Take the material and output all of it exactly.

Material for this exercise —

↓

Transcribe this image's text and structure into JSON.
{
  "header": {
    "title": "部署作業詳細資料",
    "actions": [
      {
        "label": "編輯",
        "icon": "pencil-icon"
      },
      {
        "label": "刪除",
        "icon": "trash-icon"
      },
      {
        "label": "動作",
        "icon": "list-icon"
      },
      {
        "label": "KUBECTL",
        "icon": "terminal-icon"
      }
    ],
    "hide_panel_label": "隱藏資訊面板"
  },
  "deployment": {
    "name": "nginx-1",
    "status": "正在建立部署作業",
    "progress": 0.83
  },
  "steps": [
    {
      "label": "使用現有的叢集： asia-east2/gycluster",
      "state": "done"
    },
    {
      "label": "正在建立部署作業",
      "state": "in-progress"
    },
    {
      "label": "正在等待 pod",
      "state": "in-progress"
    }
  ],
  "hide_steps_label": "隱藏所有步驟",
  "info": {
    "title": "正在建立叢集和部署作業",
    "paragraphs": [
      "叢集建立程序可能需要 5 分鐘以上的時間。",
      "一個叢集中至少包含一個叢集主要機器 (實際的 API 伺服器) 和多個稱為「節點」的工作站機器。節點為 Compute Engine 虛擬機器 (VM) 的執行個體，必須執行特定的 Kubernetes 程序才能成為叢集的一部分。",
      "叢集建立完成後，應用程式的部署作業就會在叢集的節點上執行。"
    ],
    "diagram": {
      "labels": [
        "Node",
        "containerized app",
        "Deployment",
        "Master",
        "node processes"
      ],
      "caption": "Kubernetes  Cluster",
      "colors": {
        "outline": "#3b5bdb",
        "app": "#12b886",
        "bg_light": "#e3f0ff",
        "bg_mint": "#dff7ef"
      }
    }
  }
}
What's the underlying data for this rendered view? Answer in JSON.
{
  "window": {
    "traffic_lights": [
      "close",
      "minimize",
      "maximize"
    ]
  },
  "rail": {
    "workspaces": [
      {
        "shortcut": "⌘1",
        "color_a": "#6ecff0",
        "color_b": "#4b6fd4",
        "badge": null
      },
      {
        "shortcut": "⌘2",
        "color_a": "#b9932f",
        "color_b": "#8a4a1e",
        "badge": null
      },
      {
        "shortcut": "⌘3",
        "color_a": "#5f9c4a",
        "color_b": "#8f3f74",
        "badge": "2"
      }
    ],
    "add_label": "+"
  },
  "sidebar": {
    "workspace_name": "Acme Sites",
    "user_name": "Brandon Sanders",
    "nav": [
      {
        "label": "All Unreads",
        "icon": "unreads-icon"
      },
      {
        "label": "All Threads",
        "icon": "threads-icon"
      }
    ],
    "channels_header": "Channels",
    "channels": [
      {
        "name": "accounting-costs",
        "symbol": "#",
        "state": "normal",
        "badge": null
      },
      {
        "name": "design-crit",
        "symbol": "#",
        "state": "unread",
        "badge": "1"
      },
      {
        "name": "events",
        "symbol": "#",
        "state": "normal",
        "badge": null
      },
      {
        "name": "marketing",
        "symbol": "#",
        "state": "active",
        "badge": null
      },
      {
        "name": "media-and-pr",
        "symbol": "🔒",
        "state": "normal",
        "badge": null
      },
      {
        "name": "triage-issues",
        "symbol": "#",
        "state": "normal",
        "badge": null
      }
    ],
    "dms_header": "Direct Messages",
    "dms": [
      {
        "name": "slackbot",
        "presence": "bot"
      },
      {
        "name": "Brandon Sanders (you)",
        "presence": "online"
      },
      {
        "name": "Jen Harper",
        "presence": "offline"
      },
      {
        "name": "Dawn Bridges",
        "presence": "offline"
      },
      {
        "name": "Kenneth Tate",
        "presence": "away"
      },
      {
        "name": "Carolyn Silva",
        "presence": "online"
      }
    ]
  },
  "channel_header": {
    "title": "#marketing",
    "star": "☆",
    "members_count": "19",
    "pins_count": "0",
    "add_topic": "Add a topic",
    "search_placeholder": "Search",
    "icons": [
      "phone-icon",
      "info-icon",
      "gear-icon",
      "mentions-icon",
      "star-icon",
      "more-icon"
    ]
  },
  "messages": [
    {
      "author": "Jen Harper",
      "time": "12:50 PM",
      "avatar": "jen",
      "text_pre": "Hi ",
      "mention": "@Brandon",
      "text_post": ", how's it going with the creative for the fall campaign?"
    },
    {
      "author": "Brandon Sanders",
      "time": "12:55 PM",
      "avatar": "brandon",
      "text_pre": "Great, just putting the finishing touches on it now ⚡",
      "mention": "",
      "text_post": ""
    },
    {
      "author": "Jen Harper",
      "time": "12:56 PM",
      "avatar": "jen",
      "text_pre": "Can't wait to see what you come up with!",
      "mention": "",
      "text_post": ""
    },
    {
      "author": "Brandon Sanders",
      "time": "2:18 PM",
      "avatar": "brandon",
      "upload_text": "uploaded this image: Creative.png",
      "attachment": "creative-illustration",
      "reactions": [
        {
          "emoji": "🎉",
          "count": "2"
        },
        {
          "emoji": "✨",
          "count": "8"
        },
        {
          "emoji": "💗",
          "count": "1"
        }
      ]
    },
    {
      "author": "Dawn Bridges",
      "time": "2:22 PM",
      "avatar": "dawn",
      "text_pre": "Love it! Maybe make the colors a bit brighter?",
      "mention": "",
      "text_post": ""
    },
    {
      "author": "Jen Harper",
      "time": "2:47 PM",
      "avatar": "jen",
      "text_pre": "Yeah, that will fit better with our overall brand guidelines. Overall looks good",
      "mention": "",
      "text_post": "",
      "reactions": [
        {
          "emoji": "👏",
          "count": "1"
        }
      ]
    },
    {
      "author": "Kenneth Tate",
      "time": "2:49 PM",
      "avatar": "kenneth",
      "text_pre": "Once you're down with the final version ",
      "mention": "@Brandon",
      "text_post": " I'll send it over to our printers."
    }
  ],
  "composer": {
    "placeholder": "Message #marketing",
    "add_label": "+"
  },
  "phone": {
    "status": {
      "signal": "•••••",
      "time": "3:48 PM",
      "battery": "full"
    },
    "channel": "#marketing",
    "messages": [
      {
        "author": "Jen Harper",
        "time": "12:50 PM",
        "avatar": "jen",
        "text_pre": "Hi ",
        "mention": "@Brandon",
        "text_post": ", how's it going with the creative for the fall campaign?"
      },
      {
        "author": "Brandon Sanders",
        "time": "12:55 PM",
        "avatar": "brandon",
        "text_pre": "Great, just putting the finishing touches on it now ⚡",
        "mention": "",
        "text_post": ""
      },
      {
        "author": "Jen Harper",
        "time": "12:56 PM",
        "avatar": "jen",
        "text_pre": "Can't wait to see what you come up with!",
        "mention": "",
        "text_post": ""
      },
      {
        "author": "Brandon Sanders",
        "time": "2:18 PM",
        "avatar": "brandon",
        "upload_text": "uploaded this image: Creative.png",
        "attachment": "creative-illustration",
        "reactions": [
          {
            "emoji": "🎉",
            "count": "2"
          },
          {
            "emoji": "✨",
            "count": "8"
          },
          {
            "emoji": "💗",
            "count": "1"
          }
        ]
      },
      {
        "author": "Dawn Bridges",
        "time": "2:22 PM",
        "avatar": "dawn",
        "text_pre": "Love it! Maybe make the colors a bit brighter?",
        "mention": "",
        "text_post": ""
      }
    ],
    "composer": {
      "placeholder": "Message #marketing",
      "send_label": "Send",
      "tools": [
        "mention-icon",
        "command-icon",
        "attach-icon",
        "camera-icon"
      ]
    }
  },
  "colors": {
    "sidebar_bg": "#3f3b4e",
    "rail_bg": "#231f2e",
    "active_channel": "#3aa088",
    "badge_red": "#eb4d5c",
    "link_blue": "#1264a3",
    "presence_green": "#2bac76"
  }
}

↑

Finished task —
Transcribe this image's text and structure into JSON.
{
  "header": {
    "title": "部署作業詳細資料",
    "actions": [
      {
        "label": "編輯",
        "icon": "pencil-icon"
      },
      {
        "label": "刪除",
        "icon": "trash-icon"
      },
      {
        "label": "動作",
        "icon": "list-icon"
      },
      {
        "label": "KUBECTL",
        "icon": "terminal-icon"
      }
    ],
    "hide_panel_label": "隱藏資訊面板"
  },
  "deployment": {
    "name": "nginx-1",
    "status": "正在建立部署作業",
    "progress": 0.83
  },
  "steps": [
    {
      "label": "使用現有的叢集： asia-east2/gycluster",
      "state": "done"
    },
    {
      "label": "正在建立部署作業",
      "state": "in-progress"
    },
    {
      "label": "正在等待 pod",
      "state": "in-progress"
    }
  ],
  "hide_steps_label": "隱藏所有步驟",
  "info": {
    "title": "正在建立叢集和部署作業",
    "paragraphs": [
      "叢集建立程序可能需要 5 分鐘以上的時間。",
      "一個叢集中至少包含一個叢集主要機器 (實際的 API 伺服器) 和多個稱為「節點」的工作站機器。節點為 Compute Engine 虛擬機器 (VM) 的執行個體，必須執行特定的 Kubernetes 程序才能成為叢集的一部分。",
      "叢集建立完成後，應用程式的部署作業就會在叢集的節點上執行。"
    ],
    "diagram": {
      "labels": [
        "Node",
        "containerized app",
        "Deployment",
        "Master",
        "node processes"
      ],
      "caption": "Kubernetes  Cluster",
      "colors": {
        "outline": "#3b5bdb",
        "app": "#12b886",
        "bg_light": "#e3f0ff",
        "bg_mint": "#dff7ef"
      }
    }
  }
}
What's the underlying data for this rendered view? Answer in JSON.
{
  "window": {
    "traffic_lights": [
      "close",
      "minimize",
      "maximize"
    ]
  },
  "rail": {
    "workspaces": [
      {
        "shortcut": "⌘1",
        "color_a": "#6ecff0",
        "color_b": "#4b6fd4",
        "badge": null
      },
      {
        "shortcut": "⌘2",
        "color_a": "#b9932f",
        "color_b": "#8a4a1e",
        "badge": null
      },
      {
        "shortcut": "⌘3",
        "color_a": "#5f9c4a",
        "color_b": "#8f3f74",
        "badge": "2"
      }
    ],
    "add_label": "+"
  },
  "sidebar": {
    "workspace_name": "Acme Sites",
    "user_name": "Brandon Sanders",
    "nav": [
      {
        "label": "All Unreads",
        "icon": "unreads-icon"
      },
      {
        "label": "All Threads",
        "icon": "threads-icon"
      }
    ],
    "channels_header": "Channels",
    "channels": [
      {
        "name": "accounting-costs",
        "symbol": "#",
        "state": "normal",
        "badge": null
      },
      {
        "name": "design-crit",
        "symbol": "#",
        "state": "unread",
        "badge": "1"
      },
      {
        "name": "events",
        "symbol": "#",
        "state": "normal",
        "badge": null
      },
      {
        "name": "marketing",
        "symbol": "#",
        "state": "active",
        "badge": null
      },
      {
        "name": "media-and-pr",
        "symbol": "🔒",
        "state": "normal",
        "badge": null
      },
      {
        "name": "triage-issues",
        "symbol": "#",
        "state": "normal",
        "badge": null
      }
    ],
    "dms_header": "Direct Messages",
    "dms": [
      {
        "name": "slackbot",
        "presence": "bot"
      },
      {
        "name": "Brandon Sanders (you)",
        "presence": "online"
      },
      {
        "name": "Jen Harper",
        "presence": "offline"
      },
      {
        "name": "Dawn Bridges",
        "presence": "offline"
      },
      {
        "name": "Kenneth Tate",
        "presence": "away"
      },
      {
        "name": "Carolyn Silva",
        "presence": "online"
      }
    ]
  },
  "channel_header": {
    "title": "#marketing",
    "star": "☆",
    "members_count": "19",
    "pins_count": "0",
    "add_topic": "Add a topic",
    "search_placeholder": "Search",
    "icons": [
      "phone-icon",
      "info-icon",
      "gear-icon",
      "mentions-icon",
      "star-icon",
      "more-icon"
    ]
  },
  "messages": [
    {
      "author": "Jen Harper",
      "time": "12:50 PM",
      "avatar": "jen",
      "text_pre": "Hi ",
      "mention": "@Brandon",
      "text_post": ", how's it going with the creative for the fall campaign?"
    },
    {
      "author": "Brandon Sanders",
      "time": "12:55 PM",
      "avatar": "brandon",
      "text_pre": "Great, just putting the finishing touches on it now ⚡",
      "mention": "",
      "text_post": ""
    },
    {
      "author": "Jen Harper",
      "time": "12:56 PM",
      "avatar": "jen",
      "text_pre": "Can't wait to see what you come up with!",
      "mention": "",
      "text_post": ""
    },
    {
      "author": "Brandon Sanders",
      "time": "2:18 PM",
      "avatar": "brandon",
      "upload_text": "uploaded this image: Creative.png",
      "attachment": "creative-illustration",
      "reactions": [
        {
          "emoji": "🎉",
          "count": "2"
        },
        {
          "emoji": "✨",
          "count": "8"
        },
        {
          "emoji": "💗",
          "count": "1"
        }
      ]
    },
    {
      "author": "Dawn Bridges",
      "time": "2:22 PM",
      "avatar": "dawn",
      "text_pre": "Love it! Maybe make the colors a bit brighter?",
      "mention": "",
      "text_post": ""
    },
    {
      "author": "Jen Harper",
      "time": "2:47 PM",
      "avatar": "jen",
      "text_pre": "Yeah, that will fit better with our overall brand guidelines. Overall looks good",
      "mention": "",
      "text_post": "",
      "reactions": [
        {
          "emoji": "👏",
          "count": "1"
        }
      ]
    },
    {
      "author": "Kenneth Tate",
      "time": "2:49 PM",
      "avatar": "kenneth",
      "text_pre": "Once you're down with the final version ",
      "mention": "@Brandon",
      "text_post": " I'll send it over to our printers."
    }
  ],
  "composer": {
    "placeholder": "Message #marketing",
    "add_label": "+"
  },
  "phone": {
    "status": {
      "signal": "•••••",
      "time": "3:48 PM",
      "battery": "full"
    },
    "channel": "#marketing",
    "messages": [
      {
        "author": "Jen Harper",
        "time": "12:50 PM",
        "avatar": "jen",
        "text_pre": "Hi ",
        "mention": "@Brandon",
        "text_post": ", how's it going with the creative for the fall campaign?"
      },
      {
        "author": "Brandon Sanders",
        "time": "12:55 PM",
        "avatar": "brandon",
        "text_pre": "Great, just putting the finishing touches on it now ⚡",
        "mention": "",
        "text_post": ""
      },
      {
        "author": "Jen Harper",
        "time": "12:56 PM",
        "avatar": "jen",
        "text_pre": "Can't wait to see what you come up with!",
        "mention": "",
        "text_post": ""
      },
      {
        "author": "Brandon Sanders",
        "time": "2:18 PM",
        "avatar": "brandon",
        "upload_text": "uploaded this image: Creative.png",
        "attachment": "creative-illustration",
        "reactions": [
          {
            "emoji": "🎉",
            "count": "2"
          },
          {
            "emoji": "✨",
            "count": "8"
          },
          {
            "emoji": "💗",
            "count": "1"
          }
        ]
      },
      {
        "author": "Dawn Bridges",
        "time": "2:22 PM",
        "avatar": "dawn",
        "text_pre": "Love it! Maybe make the colors a bit brighter?",
        "mention": "",
        "text_post": ""
      }
    ],
    "composer": {
      "placeholder": "Message #marketing",
      "send_label": "Send",
      "tools": [
        "mention-icon",
        "command-icon",
        "attach-icon",
        "camera-icon"
      ]
    }
  },
  "colors": {
    "sidebar_bg": "#3f3b4e",
    "rail_bg": "#231f2e",
    "active_channel": "#3aa088",
    "badge_red": "#eb4d5c",
    "link_blue": "#1264a3",
    "presence_green": "#2bac76"
  }
}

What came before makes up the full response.